*WHAT IS NEEDED*
Comb the records below for the string "Academic" and copy each line where it turns up.

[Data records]
###

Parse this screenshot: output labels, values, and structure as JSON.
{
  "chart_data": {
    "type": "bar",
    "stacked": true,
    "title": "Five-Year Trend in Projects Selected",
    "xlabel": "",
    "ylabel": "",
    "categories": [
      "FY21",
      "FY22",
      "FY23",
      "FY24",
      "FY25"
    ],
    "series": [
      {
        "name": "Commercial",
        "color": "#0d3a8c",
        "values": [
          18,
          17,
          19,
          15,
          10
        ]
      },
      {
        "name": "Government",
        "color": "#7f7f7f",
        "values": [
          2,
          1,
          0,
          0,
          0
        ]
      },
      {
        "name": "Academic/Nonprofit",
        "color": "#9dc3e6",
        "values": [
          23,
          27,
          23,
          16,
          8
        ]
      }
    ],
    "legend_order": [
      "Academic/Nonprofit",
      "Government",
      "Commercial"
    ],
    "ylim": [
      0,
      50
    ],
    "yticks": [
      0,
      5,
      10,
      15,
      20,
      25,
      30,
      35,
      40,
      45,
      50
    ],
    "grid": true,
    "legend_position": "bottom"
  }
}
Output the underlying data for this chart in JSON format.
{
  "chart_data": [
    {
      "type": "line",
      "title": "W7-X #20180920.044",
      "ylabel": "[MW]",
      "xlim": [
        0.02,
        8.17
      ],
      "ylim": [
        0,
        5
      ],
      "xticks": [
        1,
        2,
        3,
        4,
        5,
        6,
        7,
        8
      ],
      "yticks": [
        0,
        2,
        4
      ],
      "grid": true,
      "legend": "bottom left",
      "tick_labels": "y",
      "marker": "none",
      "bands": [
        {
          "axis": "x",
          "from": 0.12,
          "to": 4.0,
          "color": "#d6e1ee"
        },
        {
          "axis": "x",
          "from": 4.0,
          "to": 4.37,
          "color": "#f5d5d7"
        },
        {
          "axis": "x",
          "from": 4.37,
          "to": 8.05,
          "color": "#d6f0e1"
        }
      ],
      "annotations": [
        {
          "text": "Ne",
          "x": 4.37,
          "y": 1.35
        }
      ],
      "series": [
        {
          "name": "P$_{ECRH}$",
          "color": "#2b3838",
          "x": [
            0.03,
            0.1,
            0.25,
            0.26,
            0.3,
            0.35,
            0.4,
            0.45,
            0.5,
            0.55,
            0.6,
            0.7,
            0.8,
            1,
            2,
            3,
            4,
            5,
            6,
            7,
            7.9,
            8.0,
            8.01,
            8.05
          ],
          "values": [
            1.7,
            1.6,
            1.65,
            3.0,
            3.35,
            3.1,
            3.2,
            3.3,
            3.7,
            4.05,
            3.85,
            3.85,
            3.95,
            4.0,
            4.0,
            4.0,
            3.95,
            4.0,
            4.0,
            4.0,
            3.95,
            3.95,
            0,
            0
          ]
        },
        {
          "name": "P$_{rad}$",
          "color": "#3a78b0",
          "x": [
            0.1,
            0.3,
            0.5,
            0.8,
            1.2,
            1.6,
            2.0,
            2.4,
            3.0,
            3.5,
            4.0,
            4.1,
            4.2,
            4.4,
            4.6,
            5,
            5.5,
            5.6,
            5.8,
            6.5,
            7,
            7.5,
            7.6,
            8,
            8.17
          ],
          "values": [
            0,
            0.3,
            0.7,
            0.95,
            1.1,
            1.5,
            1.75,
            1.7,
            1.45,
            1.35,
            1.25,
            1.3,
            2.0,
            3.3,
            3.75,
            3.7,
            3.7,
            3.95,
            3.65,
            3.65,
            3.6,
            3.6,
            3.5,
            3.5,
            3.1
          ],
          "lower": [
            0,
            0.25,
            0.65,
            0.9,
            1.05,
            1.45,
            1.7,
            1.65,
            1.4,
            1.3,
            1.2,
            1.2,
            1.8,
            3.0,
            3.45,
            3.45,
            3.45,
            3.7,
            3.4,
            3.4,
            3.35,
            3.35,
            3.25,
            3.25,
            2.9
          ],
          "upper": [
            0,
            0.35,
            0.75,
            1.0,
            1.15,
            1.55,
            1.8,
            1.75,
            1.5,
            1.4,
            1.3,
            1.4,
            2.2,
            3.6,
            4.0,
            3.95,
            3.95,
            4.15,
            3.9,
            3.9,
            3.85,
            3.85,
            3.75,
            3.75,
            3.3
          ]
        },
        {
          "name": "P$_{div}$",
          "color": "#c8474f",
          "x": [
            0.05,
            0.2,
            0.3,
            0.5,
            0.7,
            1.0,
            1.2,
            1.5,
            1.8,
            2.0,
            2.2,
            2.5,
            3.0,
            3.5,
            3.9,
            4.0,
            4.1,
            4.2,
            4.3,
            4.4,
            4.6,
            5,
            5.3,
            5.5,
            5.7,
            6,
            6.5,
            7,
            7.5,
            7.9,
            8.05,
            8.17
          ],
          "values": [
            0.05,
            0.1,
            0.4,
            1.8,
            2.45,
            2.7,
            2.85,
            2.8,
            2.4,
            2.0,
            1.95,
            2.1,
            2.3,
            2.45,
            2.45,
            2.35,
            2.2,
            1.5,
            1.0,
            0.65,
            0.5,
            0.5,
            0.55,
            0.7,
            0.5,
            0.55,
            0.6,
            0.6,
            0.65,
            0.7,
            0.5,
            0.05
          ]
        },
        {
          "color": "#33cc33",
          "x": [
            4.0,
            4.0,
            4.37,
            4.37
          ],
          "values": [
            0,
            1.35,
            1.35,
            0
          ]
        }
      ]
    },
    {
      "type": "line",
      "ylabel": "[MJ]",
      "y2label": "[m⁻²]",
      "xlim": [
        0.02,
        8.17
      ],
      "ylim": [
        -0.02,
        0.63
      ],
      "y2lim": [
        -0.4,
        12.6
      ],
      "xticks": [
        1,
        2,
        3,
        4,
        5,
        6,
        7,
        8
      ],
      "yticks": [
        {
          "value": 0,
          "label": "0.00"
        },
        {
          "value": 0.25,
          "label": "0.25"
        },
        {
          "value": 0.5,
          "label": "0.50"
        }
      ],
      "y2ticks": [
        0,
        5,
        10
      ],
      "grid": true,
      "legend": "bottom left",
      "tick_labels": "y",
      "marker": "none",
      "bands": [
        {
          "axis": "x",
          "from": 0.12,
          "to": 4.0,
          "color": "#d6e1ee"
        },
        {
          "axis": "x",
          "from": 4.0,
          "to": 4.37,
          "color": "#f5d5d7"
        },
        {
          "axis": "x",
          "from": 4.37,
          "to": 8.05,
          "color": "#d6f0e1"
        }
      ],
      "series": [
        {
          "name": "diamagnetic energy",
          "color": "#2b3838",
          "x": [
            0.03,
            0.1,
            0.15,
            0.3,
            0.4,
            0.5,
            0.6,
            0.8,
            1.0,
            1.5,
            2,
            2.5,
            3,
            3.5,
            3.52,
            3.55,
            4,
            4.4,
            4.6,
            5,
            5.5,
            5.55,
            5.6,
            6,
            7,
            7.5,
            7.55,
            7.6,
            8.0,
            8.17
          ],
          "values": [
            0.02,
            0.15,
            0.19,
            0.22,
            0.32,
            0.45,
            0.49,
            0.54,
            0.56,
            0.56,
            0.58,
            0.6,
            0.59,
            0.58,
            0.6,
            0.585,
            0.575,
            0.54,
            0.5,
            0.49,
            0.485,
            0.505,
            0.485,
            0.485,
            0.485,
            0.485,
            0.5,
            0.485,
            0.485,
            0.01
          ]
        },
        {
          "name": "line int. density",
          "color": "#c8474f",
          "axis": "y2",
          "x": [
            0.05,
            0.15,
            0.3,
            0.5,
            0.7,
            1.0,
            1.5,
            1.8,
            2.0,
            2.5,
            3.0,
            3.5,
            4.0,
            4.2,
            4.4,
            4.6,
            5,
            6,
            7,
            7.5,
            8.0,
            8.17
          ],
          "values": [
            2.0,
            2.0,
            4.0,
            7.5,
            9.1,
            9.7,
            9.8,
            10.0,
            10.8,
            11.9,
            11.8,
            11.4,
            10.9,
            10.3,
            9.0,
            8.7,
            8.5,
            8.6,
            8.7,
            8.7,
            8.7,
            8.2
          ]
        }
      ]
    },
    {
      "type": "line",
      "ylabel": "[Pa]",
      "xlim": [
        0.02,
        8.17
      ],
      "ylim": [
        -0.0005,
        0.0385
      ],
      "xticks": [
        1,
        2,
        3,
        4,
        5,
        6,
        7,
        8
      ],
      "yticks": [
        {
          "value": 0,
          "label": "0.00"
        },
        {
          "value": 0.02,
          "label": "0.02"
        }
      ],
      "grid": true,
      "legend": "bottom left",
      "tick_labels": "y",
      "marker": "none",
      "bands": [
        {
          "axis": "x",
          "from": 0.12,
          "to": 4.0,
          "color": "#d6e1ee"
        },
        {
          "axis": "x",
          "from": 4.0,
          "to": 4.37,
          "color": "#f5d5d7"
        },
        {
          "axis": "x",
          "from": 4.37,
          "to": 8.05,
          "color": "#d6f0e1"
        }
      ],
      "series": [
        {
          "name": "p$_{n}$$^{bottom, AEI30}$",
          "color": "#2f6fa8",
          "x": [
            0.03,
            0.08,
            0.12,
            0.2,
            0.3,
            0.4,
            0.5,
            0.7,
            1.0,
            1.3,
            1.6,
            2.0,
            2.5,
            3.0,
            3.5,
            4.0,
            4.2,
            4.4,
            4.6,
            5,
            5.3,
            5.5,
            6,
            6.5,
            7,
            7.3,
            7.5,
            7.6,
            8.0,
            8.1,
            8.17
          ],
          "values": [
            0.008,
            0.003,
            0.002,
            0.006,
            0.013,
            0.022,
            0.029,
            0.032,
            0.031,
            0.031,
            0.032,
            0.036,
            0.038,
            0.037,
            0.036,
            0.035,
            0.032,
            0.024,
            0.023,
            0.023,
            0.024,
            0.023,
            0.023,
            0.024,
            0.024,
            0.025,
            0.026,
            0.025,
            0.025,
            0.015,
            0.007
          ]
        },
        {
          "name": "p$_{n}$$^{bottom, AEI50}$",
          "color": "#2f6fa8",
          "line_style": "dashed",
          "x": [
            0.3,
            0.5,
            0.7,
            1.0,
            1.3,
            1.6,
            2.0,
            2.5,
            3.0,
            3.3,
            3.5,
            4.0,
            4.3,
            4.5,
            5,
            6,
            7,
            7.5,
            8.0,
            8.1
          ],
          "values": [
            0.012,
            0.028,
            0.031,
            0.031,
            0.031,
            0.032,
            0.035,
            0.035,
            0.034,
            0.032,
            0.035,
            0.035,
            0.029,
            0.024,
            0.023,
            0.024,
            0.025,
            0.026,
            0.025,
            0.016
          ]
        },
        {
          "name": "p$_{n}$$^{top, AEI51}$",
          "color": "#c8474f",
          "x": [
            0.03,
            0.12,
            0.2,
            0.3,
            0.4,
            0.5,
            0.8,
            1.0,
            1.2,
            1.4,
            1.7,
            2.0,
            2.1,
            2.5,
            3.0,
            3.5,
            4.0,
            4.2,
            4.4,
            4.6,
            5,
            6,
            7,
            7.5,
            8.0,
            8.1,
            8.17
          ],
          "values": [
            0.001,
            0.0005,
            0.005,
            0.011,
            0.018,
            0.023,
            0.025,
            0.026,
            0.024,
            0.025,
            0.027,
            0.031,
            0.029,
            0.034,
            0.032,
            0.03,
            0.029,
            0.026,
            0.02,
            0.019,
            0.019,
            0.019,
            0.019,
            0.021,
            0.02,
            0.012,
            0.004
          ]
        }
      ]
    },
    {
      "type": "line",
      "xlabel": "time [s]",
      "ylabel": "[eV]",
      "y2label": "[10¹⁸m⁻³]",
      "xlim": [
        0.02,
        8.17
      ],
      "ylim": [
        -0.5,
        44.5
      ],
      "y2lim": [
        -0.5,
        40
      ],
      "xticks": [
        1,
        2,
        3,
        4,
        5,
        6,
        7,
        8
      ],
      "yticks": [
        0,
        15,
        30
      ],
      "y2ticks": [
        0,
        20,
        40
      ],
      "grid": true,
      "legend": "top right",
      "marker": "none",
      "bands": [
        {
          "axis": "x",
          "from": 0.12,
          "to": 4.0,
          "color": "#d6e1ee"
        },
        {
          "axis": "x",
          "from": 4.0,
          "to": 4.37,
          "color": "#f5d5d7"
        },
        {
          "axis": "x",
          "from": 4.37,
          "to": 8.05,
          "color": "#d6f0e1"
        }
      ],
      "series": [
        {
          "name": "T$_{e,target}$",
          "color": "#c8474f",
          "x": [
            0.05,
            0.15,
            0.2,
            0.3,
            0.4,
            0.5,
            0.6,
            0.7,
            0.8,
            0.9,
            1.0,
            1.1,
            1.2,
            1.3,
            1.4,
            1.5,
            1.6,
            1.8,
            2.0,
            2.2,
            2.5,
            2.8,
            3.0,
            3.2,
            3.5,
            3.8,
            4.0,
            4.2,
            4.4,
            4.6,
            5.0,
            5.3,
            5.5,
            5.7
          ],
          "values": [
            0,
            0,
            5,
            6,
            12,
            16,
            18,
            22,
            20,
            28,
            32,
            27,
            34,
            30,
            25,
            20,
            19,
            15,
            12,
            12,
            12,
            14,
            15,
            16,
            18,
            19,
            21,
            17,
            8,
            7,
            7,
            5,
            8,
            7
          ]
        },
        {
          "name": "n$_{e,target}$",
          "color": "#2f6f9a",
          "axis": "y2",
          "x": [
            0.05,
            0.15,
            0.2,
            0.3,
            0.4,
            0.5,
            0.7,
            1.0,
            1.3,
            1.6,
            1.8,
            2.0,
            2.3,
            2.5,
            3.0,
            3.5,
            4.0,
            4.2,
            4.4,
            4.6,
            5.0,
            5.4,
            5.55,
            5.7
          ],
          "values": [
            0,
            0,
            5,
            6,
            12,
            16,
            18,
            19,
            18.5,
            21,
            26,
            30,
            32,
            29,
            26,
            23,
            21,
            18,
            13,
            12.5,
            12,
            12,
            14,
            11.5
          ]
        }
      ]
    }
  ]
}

###

*COMPLETE RESPONSE*
        "name": "Academic/Nonprofit",
      "Academic/Nonprofit",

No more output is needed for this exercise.